- Task instructions:
Copy each line below without leaving any out.

- Recorded information:
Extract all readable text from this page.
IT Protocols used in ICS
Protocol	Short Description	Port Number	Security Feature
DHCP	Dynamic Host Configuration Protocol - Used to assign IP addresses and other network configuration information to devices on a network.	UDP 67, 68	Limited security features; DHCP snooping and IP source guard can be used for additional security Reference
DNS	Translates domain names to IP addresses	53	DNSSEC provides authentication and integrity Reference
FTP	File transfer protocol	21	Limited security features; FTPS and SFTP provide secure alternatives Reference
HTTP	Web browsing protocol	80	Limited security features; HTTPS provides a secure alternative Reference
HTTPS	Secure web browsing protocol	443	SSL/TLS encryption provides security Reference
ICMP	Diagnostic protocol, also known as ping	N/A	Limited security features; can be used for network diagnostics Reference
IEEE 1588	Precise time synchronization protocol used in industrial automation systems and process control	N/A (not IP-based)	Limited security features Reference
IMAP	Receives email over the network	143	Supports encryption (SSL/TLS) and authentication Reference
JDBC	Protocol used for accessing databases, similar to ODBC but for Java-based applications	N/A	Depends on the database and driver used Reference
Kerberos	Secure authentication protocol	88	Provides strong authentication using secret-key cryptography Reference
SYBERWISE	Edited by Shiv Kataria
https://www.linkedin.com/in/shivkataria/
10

- Reply:
Extract all readable text from this page.
IT Protocols used in ICS
Protocol	Short Description	Port Number	Security Feature
DHCP	Dynamic Host Configuration Protocol - Used to assign IP addresses and other network configuration information to devices on a network.	UDP 67, 68	Limited security features; DHCP snooping and IP source guard can be used for additional security Reference
DNS	Translates domain names to IP addresses	53	DNSSEC provides authentication and integrity Reference
FTP	File transfer protocol	21	Limited security features; FTPS and SFTP provide secure alternatives Reference
HTTP	Web browsing protocol	80	Limited security features; HTTPS provides a secure alternative Reference
HTTPS	Secure web browsing protocol	443	SSL/TLS encryption provides security Reference
ICMP	Diagnostic protocol, also known as ping	N/A	Limited security features; can be used for network diagnostics Reference
IEEE 1588	Precise time synchronization protocol used in industrial automation systems and process control	N/A (not IP-based)	Limited security features Reference
IMAP	Receives email over the network	143	Supports encryption (SSL/TLS) and authentication Reference
JDBC	Protocol used for accessing databases, similar to ODBC but for Java-based applications	N/A	Depends on the database and driver used Reference
Kerberos	Secure authentication protocol	88	Provides strong authentication using secret-key cryptography Reference
SYBERWISE	Edited by Shiv Kataria
https://www.linkedin.com/in/shivkataria/
10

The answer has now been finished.